* AIM OF THE EXERCISE *
Check each line of the records below for the word "προσδιωρισμένο" and copy those where it appears.

* PROVIDED INFORMATION *
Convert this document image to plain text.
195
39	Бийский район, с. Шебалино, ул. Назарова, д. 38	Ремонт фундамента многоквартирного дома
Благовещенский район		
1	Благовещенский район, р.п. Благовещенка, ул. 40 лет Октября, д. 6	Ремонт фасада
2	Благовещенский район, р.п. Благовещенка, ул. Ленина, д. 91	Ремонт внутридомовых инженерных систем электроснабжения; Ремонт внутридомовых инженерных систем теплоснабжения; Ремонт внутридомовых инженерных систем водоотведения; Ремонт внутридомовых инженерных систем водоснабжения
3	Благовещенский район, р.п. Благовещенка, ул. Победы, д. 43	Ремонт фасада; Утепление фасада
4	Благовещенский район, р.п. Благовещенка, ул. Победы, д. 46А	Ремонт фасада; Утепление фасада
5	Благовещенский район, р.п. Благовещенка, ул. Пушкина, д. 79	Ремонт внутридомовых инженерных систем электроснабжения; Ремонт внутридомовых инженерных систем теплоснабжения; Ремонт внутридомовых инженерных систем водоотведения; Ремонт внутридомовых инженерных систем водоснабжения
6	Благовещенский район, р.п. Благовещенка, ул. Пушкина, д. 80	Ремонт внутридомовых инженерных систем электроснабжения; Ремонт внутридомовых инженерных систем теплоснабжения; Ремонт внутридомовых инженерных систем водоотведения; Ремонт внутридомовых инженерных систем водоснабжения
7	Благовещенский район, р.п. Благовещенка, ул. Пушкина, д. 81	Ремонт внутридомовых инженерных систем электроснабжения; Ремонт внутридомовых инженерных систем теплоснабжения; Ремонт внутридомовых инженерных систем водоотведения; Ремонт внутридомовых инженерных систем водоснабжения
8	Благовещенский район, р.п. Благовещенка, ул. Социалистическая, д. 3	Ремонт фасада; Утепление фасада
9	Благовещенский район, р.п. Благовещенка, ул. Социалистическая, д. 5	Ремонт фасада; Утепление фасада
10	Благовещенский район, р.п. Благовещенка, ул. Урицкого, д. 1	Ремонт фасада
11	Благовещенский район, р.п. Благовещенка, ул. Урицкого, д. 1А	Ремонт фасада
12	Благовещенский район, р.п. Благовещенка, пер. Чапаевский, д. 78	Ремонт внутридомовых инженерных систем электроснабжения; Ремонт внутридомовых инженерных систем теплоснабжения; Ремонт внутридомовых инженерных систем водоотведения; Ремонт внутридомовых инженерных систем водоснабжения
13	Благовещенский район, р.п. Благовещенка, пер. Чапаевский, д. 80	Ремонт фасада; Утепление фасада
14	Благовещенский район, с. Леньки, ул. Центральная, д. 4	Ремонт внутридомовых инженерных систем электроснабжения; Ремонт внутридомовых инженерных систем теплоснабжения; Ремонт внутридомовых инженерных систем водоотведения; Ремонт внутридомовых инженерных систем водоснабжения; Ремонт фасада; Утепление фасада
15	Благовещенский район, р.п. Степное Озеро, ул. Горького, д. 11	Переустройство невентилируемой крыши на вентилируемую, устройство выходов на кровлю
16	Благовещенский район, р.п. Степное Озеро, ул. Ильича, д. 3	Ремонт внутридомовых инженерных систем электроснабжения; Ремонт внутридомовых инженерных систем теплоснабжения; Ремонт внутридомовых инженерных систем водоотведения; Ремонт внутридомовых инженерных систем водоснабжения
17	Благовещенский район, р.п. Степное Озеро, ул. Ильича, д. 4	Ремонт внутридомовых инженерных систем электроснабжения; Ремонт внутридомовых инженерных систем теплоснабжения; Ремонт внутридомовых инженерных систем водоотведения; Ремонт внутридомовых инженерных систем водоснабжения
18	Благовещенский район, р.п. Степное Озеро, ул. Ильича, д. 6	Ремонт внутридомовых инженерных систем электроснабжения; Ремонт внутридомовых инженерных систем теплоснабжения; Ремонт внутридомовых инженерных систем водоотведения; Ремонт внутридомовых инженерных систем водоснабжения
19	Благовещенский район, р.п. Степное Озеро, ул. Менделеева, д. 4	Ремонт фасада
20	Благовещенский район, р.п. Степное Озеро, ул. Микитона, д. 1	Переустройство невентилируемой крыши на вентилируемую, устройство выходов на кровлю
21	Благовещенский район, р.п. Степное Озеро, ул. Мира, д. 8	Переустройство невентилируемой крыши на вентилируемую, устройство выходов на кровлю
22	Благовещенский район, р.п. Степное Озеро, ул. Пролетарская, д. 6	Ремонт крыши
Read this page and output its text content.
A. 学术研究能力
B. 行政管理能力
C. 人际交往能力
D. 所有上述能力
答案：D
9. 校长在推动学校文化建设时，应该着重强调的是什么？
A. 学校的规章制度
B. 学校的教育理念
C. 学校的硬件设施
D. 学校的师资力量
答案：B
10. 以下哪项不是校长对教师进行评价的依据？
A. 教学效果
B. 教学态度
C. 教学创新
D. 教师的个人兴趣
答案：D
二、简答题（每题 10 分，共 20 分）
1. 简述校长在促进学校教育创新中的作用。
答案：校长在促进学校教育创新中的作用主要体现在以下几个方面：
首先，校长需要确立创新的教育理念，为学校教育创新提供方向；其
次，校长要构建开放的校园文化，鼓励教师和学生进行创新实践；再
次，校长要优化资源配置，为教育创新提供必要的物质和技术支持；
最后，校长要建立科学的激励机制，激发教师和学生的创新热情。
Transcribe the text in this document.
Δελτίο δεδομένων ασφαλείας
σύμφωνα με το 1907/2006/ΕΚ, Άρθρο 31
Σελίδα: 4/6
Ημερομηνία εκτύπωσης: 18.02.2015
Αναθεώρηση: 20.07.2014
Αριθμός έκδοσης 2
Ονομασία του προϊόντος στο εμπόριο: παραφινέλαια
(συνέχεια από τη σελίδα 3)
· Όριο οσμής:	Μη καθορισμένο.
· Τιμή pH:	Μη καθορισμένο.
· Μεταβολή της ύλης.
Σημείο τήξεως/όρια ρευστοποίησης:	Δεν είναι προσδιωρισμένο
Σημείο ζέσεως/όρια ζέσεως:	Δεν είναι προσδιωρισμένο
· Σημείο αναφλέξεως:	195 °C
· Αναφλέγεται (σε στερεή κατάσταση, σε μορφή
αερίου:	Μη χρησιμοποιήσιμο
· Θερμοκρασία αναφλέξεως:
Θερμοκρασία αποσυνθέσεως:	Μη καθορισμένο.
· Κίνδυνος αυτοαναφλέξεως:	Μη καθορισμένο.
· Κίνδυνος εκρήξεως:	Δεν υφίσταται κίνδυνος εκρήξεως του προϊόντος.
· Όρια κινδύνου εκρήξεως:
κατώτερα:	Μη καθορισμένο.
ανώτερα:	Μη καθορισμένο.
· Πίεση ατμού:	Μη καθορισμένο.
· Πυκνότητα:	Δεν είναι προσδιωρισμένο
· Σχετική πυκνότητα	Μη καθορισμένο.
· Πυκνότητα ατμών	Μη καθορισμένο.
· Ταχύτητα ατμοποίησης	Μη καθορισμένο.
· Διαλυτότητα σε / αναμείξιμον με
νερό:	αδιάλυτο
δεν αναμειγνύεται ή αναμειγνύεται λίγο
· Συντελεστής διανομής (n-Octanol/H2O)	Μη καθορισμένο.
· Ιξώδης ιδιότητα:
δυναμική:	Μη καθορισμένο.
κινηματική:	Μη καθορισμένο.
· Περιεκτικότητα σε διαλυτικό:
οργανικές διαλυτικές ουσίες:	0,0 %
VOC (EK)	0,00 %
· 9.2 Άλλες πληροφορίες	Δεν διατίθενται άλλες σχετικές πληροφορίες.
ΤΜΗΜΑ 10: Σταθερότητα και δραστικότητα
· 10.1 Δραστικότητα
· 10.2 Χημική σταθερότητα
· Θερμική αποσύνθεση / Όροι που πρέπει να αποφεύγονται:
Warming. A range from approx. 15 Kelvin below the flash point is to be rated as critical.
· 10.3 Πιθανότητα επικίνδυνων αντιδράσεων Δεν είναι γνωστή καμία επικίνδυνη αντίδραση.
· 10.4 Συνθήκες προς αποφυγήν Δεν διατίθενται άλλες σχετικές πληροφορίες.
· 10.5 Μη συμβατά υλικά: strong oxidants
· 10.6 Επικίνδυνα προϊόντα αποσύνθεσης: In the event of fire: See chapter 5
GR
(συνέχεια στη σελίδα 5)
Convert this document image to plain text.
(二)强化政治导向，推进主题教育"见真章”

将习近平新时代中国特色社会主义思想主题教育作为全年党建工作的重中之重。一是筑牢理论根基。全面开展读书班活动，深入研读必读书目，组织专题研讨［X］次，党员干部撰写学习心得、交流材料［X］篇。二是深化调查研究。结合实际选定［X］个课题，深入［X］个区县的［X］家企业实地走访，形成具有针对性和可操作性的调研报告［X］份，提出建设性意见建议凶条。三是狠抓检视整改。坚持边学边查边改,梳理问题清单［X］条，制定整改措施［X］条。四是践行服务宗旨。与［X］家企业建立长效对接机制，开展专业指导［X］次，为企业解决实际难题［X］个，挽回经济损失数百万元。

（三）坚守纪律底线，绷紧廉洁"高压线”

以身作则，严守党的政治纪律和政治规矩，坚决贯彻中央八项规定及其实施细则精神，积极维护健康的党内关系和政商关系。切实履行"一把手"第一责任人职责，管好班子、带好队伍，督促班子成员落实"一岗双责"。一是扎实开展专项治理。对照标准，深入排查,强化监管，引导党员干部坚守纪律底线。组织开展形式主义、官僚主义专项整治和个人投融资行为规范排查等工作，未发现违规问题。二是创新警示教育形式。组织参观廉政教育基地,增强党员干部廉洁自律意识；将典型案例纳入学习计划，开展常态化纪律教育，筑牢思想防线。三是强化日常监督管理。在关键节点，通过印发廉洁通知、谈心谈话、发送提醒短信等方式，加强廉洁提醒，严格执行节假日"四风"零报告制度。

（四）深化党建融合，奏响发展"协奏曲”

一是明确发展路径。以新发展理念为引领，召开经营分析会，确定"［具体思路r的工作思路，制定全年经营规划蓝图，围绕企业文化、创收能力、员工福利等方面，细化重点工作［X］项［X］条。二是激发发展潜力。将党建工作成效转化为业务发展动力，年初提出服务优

* TASK SOLUTION *
Σημείο τήξεως/όρια ρευστοποίησης:	Δεν είναι προσδιωρισμένο
Σημείο ζέσεως/όρια ζέσεως:	Δεν είναι προσδιωρισμένο
· Πυκνότητα:	Δεν είναι προσδιωρισμένο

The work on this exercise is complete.